━━━ Task material

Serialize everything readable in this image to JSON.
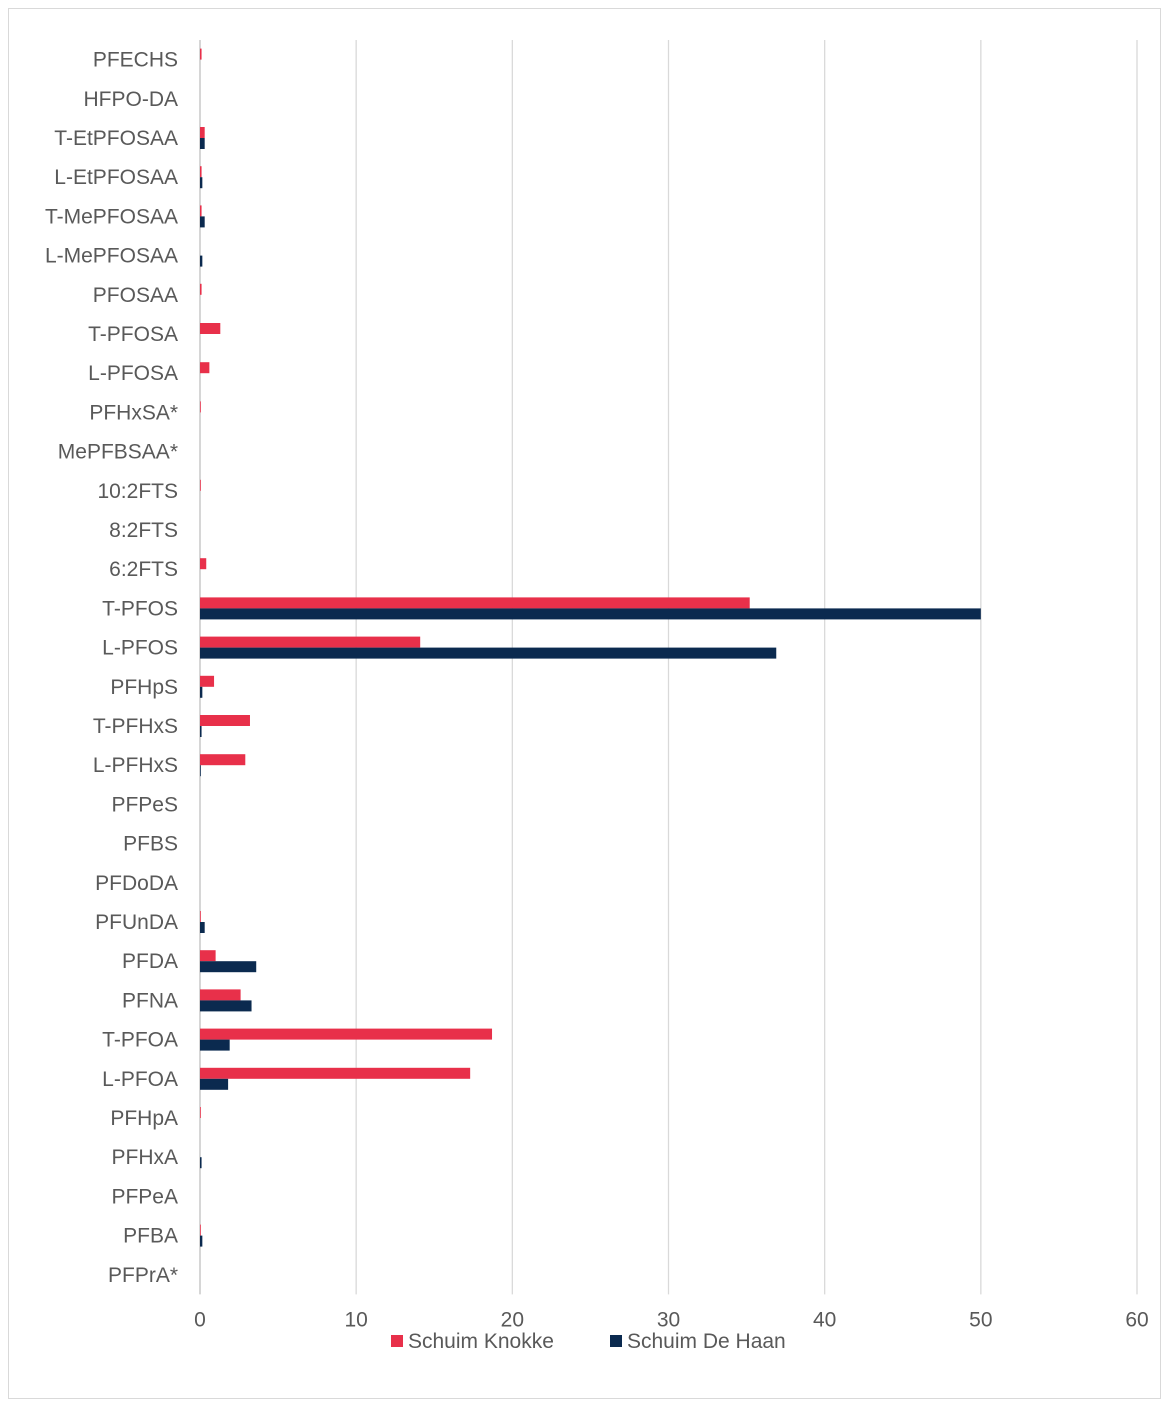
{
  "chart_data": {
    "type": "bar",
    "orientation": "horizontal",
    "categories": [
      "PFECHS",
      "HFPO-DA",
      "T-EtPFOSAA",
      "L-EtPFOSAA",
      "T-MePFOSAA",
      "L-MePFOSAA",
      "PFOSAA",
      "T-PFOSA",
      "L-PFOSA",
      "PFHxSA*",
      "MePFBSAA*",
      "10:2FTS",
      "8:2FTS",
      "6:2FTS",
      "T-PFOS",
      "L-PFOS",
      "PFHpS",
      "T-PFHxS",
      "L-PFHxS",
      "PFPeS",
      "PFBS",
      "PFDoDA",
      "PFUnDA",
      "PFDA",
      "PFNA",
      "T-PFOA",
      "L-PFOA",
      "PFHpA",
      "PFHxA",
      "PFPeA",
      "PFBA",
      "PFPrA*"
    ],
    "series": [
      {
        "name": "Schuim Knokke",
        "color": "#e8304a",
        "values": [
          0.1,
          0,
          0.3,
          0.1,
          0.1,
          0,
          0.1,
          1.3,
          0.6,
          0.05,
          0,
          0.05,
          0,
          0.4,
          35.2,
          14.1,
          0.9,
          3.2,
          2.9,
          0,
          0,
          0,
          0.05,
          1.0,
          2.6,
          18.7,
          17.3,
          0.05,
          0,
          0,
          0.05,
          0
        ]
      },
      {
        "name": "Schuim De Haan",
        "color": "#0b2a4f",
        "values": [
          0,
          0,
          0.3,
          0.15,
          0.3,
          0.15,
          0,
          0,
          0,
          0,
          0,
          0,
          0,
          0,
          50.0,
          36.9,
          0.15,
          0.1,
          0.05,
          0,
          0,
          0,
          0.3,
          3.6,
          3.3,
          1.9,
          1.8,
          0,
          0.1,
          0,
          0.15,
          0
        ]
      }
    ],
    "xticks": [
      "0",
      "10",
      "20",
      "30",
      "40",
      "50",
      "60"
    ],
    "xlim": [
      0,
      60
    ],
    "grid": "vertical",
    "legend_position": "bottom-center",
    "title": "",
    "xlabel": "",
    "ylabel": ""
  }
}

━━━━━━

Given instruction:
Transcribe the records above exactly, omitting every picture they contain.

Reply:
Serialize everything readable in this image to JSON.
{
  "chart_data": {
    "type": "bar",
    "orientation": "horizontal",
    "categories": [
      "PFECHS",
      "HFPO-DA",
      "T-EtPFOSAA",
      "L-EtPFOSAA",
      "T-MePFOSAA",
      "L-MePFOSAA",
      "PFOSAA",
      "T-PFOSA",
      "L-PFOSA",
      "PFHxSA*",
      "MePFBSAA*",
      "10:2FTS",
      "8:2FTS",
      "6:2FTS",
      "T-PFOS",
      "L-PFOS",
      "PFHpS",
      "T-PFHxS",
      "L-PFHxS",
      "PFPeS",
      "PFBS",
      "PFDoDA",
      "PFUnDA",
      "PFDA",
      "PFNA",
      "T-PFOA",
      "L-PFOA",
      "PFHpA",
      "PFHxA",
      "PFPeA",
      "PFBA",
      "PFPrA*"
    ],
    "series": [
      {
        "name": "Schuim Knokke",
        "color": "#e8304a",
        "values": [
          0.1,
          0,
          0.3,
          0.1,
          0.1,
          0,
          0.1,
          1.3,
          0.6,
          0.05,
          0,
          0.05,
          0,
          0.4,
          35.2,
          14.1,
          0.9,
          3.2,
          2.9,
          0,
          0,
          0,
          0.05,
          1.0,
          2.6,
          18.7,
          17.3,
          0.05,
          0,
          0,
          0.05,
          0
        ]
      },
      {
        "name": "Schuim De Haan",
        "color": "#0b2a4f",
        "values": [
          0,
          0,
          0.3,
          0.15,
          0.3,
          0.15,
          0,
          0,
          0,
          0,
          0,
          0,
          0,
          0,
          50.0,
          36.9,
          0.15,
          0.1,
          0.05,
          0,
          0,
          0,
          0.3,
          3.6,
          3.3,
          1.9,
          1.8,
          0,
          0.1,
          0,
          0.15,
          0
        ]
      }
    ],
    "xticks": [
      "0",
      "10",
      "20",
      "30",
      "40",
      "50",
      "60"
    ],
    "xlim": [
      0,
      60
    ],
    "grid": "vertical",
    "legend_position": "bottom-center",
    "title": "",
    "xlabel": "",
    "ylabel": ""
  }
}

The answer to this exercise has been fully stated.